[Structured figure records]
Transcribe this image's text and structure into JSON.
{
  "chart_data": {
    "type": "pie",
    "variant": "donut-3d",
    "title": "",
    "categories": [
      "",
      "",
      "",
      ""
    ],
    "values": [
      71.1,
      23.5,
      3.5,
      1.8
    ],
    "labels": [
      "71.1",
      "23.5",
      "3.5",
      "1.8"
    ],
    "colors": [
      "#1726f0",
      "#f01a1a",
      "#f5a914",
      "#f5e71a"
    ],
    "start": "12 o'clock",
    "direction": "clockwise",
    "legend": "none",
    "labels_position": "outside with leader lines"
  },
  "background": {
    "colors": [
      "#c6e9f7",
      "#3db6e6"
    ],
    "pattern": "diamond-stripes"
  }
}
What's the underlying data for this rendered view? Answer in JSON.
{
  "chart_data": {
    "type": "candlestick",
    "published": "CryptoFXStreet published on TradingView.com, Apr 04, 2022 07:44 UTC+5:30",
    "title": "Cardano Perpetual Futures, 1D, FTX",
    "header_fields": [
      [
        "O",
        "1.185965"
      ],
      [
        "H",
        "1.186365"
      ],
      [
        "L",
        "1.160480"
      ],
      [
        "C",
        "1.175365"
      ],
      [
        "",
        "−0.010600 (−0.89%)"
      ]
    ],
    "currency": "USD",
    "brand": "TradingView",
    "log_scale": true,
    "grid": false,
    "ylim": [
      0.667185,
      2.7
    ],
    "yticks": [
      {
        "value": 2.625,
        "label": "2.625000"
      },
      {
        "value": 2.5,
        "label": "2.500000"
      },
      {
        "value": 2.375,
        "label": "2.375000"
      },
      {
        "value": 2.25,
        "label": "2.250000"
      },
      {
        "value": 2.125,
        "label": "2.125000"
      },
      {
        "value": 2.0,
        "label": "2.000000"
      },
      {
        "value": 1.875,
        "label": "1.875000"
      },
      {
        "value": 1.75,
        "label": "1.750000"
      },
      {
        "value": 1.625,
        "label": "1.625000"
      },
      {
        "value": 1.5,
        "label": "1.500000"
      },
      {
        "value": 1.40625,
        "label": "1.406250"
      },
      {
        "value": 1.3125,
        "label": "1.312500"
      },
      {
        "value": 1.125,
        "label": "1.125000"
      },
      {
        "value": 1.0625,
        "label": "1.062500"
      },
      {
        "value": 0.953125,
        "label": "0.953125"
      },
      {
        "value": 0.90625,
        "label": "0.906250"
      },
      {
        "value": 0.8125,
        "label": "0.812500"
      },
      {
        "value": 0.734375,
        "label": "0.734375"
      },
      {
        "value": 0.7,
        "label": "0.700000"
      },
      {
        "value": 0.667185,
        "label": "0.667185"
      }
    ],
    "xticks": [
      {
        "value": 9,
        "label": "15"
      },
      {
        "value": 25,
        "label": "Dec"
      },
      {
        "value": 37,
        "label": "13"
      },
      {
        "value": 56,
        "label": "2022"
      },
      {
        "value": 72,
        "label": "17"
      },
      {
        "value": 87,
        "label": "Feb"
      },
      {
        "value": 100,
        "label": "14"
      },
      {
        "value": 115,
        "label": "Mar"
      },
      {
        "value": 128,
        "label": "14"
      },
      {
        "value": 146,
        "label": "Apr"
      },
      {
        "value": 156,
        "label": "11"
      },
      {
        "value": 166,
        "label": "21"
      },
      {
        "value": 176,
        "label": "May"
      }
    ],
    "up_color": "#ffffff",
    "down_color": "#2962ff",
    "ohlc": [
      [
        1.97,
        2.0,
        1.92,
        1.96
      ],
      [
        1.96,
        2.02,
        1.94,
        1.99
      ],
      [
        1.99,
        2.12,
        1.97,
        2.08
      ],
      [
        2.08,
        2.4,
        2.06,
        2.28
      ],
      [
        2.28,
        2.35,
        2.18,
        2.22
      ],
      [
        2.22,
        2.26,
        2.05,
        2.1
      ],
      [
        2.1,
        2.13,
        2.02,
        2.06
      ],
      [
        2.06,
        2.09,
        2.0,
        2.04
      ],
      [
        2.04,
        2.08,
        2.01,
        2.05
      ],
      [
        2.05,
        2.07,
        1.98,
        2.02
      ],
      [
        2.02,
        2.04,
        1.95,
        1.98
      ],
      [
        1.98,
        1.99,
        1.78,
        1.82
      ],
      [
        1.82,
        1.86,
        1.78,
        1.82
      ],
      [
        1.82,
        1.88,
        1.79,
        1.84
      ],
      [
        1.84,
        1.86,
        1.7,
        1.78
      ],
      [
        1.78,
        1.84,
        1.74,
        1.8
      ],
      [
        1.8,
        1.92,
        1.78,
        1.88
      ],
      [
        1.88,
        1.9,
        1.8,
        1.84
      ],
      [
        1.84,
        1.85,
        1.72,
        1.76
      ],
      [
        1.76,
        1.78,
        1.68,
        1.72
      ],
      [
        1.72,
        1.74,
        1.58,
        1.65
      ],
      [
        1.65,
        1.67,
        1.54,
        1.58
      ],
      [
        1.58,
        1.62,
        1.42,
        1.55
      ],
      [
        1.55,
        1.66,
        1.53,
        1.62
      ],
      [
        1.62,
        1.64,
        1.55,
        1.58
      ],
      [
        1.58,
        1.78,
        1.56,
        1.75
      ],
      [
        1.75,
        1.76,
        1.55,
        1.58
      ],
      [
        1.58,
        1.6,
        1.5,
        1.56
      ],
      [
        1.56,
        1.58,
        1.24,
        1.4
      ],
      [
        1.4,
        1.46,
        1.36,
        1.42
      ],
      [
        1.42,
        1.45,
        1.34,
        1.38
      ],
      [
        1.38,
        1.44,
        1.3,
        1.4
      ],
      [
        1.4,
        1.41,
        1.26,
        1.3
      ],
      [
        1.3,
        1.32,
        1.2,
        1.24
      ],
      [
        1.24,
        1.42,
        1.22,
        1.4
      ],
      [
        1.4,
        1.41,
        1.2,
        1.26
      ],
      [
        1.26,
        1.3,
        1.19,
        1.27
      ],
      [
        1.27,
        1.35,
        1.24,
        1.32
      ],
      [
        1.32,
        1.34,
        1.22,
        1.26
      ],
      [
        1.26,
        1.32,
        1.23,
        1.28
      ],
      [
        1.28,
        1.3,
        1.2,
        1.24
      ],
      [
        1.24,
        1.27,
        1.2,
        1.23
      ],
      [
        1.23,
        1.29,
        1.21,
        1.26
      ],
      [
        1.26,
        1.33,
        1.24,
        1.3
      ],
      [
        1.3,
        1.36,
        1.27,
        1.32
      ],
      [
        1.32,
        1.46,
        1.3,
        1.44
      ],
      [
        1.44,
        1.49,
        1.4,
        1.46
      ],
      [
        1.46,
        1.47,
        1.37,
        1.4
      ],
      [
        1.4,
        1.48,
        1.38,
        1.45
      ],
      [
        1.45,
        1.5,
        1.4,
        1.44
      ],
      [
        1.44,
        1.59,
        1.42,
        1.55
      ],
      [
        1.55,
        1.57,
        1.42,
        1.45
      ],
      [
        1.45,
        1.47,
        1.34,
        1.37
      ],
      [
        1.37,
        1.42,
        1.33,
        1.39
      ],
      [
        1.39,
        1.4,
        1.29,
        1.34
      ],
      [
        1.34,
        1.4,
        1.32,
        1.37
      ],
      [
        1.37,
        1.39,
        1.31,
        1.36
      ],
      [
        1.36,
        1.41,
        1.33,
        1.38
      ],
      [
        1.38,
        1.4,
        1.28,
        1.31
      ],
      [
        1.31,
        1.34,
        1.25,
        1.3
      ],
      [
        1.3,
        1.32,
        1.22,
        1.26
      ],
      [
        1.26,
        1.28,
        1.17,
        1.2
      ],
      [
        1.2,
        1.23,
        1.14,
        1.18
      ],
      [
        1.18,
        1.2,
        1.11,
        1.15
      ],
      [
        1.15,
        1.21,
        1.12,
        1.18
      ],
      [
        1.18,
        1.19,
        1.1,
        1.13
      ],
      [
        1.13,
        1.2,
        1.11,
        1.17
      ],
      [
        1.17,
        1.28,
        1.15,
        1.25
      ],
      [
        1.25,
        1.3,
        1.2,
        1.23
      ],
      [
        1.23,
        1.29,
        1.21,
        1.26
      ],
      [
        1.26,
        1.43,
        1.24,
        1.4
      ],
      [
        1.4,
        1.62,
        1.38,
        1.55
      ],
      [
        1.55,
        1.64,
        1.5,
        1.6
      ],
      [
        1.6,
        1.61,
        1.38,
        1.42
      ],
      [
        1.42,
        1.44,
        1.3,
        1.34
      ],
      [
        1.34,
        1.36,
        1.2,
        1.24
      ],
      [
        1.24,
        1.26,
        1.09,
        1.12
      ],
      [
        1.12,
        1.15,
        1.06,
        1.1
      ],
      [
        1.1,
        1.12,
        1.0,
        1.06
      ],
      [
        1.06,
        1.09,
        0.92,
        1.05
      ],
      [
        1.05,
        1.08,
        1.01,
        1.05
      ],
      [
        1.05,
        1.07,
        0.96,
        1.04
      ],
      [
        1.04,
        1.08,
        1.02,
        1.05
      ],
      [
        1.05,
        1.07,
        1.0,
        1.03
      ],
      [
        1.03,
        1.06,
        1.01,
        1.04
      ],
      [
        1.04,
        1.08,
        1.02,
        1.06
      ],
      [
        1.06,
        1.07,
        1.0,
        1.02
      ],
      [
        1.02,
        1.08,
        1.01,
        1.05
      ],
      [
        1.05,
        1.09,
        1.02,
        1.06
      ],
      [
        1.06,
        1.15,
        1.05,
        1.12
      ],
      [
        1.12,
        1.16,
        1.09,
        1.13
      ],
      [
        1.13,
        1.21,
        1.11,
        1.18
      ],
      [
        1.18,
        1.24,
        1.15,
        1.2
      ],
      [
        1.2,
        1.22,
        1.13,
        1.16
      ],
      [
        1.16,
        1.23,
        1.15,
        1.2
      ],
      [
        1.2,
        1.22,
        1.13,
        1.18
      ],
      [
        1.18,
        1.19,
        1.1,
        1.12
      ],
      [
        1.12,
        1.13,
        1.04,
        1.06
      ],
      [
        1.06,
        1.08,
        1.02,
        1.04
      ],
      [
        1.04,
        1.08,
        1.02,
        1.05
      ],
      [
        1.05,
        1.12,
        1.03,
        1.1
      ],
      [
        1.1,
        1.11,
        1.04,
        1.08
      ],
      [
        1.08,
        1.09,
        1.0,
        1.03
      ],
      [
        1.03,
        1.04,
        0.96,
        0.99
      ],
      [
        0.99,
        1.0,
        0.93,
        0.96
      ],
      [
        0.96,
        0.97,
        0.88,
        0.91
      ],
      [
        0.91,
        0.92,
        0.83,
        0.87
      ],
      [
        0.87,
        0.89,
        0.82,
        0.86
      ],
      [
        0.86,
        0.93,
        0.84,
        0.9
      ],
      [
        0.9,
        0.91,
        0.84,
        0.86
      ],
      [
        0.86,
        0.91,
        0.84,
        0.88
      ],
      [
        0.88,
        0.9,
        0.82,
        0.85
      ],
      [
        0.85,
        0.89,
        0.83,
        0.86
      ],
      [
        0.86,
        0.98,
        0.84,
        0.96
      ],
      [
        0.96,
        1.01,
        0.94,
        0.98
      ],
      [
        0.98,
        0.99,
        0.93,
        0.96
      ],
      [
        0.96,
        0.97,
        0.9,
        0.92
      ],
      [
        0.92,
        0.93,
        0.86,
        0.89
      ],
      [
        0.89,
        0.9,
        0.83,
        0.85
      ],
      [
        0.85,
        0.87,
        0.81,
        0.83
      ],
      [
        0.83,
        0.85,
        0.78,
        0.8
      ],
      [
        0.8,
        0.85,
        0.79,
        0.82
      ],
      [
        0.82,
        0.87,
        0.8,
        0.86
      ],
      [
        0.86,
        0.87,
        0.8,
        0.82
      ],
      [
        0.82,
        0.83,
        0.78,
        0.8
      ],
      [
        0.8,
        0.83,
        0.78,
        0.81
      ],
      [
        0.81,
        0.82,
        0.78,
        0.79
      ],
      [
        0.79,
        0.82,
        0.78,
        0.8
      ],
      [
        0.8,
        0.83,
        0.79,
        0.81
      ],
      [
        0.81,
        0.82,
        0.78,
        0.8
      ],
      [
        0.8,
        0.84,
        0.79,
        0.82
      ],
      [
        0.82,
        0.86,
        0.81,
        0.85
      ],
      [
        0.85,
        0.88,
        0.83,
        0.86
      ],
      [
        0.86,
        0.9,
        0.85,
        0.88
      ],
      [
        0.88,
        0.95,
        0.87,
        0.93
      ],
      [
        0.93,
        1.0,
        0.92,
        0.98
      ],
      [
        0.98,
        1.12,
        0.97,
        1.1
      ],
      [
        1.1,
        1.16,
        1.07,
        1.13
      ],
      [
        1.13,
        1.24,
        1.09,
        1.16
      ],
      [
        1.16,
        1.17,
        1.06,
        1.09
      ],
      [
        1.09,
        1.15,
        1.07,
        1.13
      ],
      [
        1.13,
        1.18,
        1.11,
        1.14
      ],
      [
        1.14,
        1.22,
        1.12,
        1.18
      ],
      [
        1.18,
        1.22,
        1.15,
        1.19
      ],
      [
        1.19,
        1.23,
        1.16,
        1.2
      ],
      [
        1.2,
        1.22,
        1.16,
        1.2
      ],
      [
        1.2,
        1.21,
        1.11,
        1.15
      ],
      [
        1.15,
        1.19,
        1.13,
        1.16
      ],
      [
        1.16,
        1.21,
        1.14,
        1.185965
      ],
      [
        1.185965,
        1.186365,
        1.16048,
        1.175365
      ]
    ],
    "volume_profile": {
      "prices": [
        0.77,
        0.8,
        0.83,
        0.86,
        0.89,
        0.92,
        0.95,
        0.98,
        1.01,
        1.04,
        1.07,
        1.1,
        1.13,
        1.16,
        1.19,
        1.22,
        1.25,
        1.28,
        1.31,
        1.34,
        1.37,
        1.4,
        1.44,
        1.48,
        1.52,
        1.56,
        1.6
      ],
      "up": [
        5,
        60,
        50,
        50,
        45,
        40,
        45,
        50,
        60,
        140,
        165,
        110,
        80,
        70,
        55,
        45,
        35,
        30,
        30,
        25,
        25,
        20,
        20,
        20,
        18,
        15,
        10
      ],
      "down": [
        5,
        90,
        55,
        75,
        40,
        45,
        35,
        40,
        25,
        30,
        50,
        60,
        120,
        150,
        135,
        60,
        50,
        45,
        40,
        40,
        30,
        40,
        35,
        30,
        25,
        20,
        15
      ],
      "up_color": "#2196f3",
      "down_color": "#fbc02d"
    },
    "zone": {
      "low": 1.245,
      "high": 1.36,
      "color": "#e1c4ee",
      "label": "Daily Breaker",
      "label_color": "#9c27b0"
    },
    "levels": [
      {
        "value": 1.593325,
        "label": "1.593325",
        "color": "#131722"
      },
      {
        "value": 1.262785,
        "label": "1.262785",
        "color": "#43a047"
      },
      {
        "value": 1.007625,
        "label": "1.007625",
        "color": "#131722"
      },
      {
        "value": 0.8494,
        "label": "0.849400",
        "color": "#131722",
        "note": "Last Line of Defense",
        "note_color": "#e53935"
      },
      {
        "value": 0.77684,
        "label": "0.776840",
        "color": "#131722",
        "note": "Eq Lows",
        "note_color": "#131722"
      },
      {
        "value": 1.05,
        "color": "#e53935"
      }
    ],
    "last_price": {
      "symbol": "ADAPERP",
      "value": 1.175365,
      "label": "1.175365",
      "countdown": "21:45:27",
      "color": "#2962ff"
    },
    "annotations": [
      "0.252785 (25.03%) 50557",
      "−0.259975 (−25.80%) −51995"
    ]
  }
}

Objective - Scan the material above for the string "TradingView" and return the lines that hold it.

Output of the task -
    "published": "CryptoFXStreet published on TradingView.com, Apr 04, 2022 07:44 UTC+5:30",
    "brand": "TradingView",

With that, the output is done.